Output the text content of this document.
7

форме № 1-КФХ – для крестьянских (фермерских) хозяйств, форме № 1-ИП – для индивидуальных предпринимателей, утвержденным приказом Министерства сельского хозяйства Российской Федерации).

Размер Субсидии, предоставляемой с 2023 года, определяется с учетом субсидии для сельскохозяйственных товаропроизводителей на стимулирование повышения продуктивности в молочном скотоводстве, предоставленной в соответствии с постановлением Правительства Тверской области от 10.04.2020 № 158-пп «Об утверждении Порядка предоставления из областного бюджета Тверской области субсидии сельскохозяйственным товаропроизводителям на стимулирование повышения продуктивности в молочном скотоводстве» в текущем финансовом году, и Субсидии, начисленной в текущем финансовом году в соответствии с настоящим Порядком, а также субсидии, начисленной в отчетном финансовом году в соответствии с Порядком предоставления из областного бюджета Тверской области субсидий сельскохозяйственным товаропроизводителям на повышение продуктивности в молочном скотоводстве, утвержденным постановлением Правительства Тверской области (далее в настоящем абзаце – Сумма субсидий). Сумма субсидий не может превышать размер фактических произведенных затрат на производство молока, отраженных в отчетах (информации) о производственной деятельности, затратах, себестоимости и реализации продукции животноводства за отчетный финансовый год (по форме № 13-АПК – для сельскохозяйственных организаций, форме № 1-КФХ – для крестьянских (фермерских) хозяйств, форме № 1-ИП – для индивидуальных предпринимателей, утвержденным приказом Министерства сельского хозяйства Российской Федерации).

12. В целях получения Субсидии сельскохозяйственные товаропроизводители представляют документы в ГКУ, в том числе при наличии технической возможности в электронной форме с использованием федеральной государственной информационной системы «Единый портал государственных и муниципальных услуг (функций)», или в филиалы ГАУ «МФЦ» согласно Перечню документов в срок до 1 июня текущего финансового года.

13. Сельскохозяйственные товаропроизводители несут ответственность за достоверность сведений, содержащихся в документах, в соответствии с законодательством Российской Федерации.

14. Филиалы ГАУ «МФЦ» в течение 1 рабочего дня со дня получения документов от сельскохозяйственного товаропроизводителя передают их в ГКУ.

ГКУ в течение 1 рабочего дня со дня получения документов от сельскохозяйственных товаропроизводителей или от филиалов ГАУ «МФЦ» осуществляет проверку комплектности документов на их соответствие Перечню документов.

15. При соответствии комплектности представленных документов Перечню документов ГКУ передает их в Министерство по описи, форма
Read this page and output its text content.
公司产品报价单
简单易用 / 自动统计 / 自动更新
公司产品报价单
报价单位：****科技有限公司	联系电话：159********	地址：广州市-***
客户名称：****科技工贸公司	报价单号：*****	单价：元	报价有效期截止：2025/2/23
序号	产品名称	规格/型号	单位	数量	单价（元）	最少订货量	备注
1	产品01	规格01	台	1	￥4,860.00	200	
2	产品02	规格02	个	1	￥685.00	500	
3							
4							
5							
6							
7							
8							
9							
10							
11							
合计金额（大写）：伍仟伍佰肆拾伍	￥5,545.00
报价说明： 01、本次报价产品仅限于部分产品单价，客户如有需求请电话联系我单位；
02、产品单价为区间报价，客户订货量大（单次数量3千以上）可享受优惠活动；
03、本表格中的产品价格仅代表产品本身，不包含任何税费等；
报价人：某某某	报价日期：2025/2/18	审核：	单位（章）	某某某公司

Prompt |
Identify the lines above that contain the word "получения", then copy them.

Exercise output |
12. В целях получения Субсидии сельскохозяйственные товаропроизводители представляют документы в ГКУ, в том числе при наличии технической возможности в электронной форме с использованием федеральной государственной информационной системы «Единый портал государственных и муниципальных услуг (функций)», или в филиалы ГАУ «МФЦ» согласно Перечню документов в срок до 1 июня текущего финансового года.
14. Филиалы ГАУ «МФЦ» в течение 1 рабочего дня со дня получения документов от сельскохозяйственного товаропроизводителя передают их в ГКУ.
ГКУ в течение 1 рабочего дня со дня получения документов от сельскохозяйственных товаропроизводителей или от филиалов ГАУ «МФЦ» осуществляет проверку комплектности документов на их соответствие Перечню документов.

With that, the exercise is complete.